# GIVEN TASK 1
In the listing below, copy word for word the lines starting with the one that contains "cell-federal: [342, 393, 522, 441]" and going on through the one that contains "cell-object: Нераспределенный резерв: [192, 441, 342, 474]".

# GIVEN TEXT
Only Citizens Deserve the Right to Vote, in Maine and Beyond

A voter fills in his ballot at a polling booth on election day in Portland, Maine, November 3, 2020. (Joel Page/Reuters)

Residents of Portland, the state’s largest city, should reject their local government’s proposal to allow noncitizens to vote.

Sign in here to read more.

Residents of Portland, the state’s largest city, should reject their local government’s proposal to allow noncitizens to vote.

D espite receiving pushback from local counsel, Portland, Maine’s new Charter Commission voted 10–2 earlier this month in favor of allowing noncitizens to vote in city elections. The commission’s legal team has now been tasked with drafting a noncitizen-voting proposal to be put to local voters as a future ballot question.

If the proposal is ultimately approved by voters and survives the legal challenges that would surely result, Portland would become the 16th jurisdiction in the country to allow noncitizens to vote in municipal elections, joining eleven jurisdictions in Maryland, two in Vermont, New York City, and San Francisco.

Bad ideas that undermine Portland’s people and economy aren’t new to the city’s politics. In 2020, Portland voters approved ballot questions that increased the city’s minimum wage to $15 an hour, implemented a city-wide “Green New Deal” that has obliterated residential-construction efforts, and enacted rent-control policies that will undercut the city’s long-term affordable-housing goals. The ballot questions were endorsed and brought to voters by the Southern Maine Democratic Socialists of America.

Interestingly, Portland already weighed in on the idea of allowing noncitizens to vote back in 2010, when 52 percent of voters rejected it. But that hasn’t stopped partisan activists in Maine’s largest and most left-wing city from pushing the policy back to center stage this year. Their renewed efforts couldn’t come at a worse time, as advocates across the country fight for greater transparency, integrity, and accountability in elections.

According to Pew Research Center, as of 2017, there were approximately 25 million noncitizens living in the U.S., including 12.3 million permanent residents, 2.2 million temporary residents with legal permission to be in the country, and 10.5 million noncitizens here illegally. It’s estimated that there are at least 3,100 noncitizen residents of Portland who would be allowed to vote in municipal elections if the law were changed — certainly enough people to sway a close election in a city of just over 68,000 residents.

# DATA IN THIS EXERCISE
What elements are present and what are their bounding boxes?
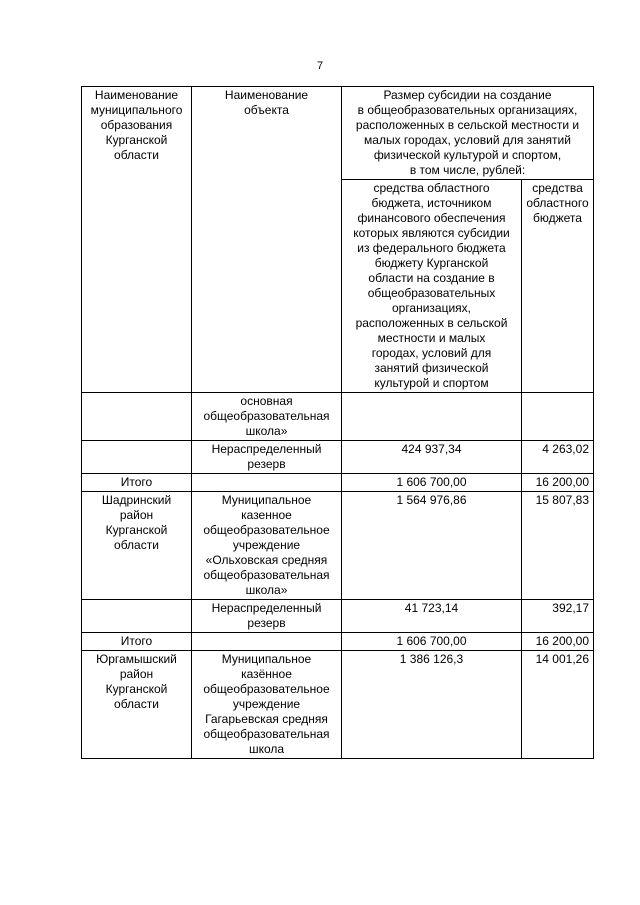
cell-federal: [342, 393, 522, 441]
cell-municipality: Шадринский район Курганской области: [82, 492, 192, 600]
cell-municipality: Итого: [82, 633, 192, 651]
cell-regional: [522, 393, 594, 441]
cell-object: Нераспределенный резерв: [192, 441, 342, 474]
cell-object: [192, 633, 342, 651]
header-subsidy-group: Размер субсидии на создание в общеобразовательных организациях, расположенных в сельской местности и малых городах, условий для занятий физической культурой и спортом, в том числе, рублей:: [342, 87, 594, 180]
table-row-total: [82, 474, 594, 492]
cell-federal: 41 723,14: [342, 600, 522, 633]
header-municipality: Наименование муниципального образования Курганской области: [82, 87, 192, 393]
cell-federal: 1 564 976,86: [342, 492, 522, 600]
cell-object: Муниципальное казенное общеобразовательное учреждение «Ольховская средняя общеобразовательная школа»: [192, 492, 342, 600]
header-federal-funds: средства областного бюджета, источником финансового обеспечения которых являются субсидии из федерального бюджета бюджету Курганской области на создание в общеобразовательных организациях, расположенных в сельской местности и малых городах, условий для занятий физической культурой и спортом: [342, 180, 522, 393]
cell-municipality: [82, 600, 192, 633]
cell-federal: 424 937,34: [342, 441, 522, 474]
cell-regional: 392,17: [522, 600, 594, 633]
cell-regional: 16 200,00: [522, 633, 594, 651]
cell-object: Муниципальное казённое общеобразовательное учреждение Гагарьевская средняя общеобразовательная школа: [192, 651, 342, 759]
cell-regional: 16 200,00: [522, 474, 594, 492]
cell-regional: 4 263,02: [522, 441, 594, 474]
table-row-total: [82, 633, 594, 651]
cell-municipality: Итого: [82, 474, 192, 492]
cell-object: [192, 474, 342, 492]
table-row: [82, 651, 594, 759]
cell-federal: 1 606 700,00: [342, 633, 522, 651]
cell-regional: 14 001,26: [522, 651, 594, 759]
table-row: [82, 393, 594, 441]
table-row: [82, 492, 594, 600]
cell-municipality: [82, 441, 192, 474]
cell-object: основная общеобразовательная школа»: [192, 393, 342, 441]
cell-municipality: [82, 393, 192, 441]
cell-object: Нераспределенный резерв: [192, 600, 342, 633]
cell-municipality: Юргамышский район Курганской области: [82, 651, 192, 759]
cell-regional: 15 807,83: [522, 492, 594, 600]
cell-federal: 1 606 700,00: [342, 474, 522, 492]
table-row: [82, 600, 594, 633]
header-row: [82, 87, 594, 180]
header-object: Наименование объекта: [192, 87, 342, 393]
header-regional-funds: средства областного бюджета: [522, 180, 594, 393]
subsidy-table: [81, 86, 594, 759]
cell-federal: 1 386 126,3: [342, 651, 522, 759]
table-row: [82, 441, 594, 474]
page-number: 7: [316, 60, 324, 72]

# GIVEN TASK 2
According to the article on noncitizen voting in Portland, Maine, what percentage of the city's voters rejected the idea in 2010?

# RESULT 1
cell-federal: [342, 393, 522, 441]
cell-municipality: Шадринский район Курганской области: [82, 492, 192, 600]
cell-municipality: Итого: [82, 633, 192, 651]
cell-regional: [522, 393, 594, 441]
cell-object: Нераспределенный резерв: [192, 441, 342, 474]

# RESULT 2
52 percent.